§ STATED EXERCISE
Assemble all lines in which the string "date" appears.

§ INPUT

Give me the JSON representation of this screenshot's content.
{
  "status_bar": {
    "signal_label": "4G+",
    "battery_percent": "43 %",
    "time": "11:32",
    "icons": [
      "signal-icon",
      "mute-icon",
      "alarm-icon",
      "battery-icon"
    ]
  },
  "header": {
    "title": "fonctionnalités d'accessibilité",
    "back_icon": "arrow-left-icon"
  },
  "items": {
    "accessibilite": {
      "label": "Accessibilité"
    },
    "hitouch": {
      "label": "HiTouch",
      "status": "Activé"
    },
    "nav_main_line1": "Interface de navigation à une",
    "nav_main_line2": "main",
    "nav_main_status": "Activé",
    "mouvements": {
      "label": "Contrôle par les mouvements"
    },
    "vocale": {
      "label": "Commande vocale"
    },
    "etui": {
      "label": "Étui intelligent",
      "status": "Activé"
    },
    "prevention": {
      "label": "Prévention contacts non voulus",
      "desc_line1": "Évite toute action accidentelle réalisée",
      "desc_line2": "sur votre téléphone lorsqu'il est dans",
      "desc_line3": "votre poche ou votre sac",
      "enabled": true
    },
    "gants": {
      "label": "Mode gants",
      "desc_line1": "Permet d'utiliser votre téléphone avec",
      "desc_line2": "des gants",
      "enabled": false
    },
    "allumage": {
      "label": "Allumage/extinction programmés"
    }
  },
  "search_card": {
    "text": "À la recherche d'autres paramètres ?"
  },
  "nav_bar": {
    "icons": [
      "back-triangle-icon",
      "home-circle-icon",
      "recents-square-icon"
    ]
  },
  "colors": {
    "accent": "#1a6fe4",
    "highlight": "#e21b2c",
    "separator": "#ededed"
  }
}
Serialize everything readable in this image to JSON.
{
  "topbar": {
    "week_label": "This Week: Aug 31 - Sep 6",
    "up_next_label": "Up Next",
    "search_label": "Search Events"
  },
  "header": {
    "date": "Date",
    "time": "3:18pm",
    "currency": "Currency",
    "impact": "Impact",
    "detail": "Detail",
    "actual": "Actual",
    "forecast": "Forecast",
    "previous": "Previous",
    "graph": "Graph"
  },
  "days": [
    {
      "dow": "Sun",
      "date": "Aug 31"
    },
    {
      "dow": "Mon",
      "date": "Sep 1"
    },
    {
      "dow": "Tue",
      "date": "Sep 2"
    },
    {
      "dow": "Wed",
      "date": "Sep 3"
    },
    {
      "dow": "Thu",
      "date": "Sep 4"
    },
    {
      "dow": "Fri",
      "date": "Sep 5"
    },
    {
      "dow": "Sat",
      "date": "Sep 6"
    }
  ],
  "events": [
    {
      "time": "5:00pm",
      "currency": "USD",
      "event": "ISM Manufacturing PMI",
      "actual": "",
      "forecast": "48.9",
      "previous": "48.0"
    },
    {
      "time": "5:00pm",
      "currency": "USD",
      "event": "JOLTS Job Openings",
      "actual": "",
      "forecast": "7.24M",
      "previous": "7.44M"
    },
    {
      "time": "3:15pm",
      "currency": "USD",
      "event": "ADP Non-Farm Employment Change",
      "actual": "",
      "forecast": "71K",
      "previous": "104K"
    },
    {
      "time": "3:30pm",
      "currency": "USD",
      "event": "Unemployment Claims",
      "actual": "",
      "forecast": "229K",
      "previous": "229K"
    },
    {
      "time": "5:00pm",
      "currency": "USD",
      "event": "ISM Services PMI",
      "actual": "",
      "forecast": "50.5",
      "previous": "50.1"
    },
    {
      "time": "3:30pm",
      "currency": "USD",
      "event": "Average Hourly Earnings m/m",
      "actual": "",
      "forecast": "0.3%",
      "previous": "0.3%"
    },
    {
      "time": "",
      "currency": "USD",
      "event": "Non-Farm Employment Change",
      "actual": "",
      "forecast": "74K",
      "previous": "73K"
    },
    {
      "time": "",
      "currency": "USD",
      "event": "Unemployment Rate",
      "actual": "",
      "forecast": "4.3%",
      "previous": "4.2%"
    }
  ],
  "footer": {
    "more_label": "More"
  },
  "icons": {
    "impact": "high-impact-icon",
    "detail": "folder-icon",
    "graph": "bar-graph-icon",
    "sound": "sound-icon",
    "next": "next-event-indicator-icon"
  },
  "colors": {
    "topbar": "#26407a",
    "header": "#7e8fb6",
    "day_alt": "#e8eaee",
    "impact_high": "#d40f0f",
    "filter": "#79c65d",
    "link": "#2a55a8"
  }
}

§ ANSWER IN FULL
    "date": "Date",
      "date": "Aug 31"
      "date": "Sep 1"
      "date": "Sep 2"
      "date": "Sep 3"
      "date": "Sep 4"
      "date": "Sep 5"
      "date": "Sep 6"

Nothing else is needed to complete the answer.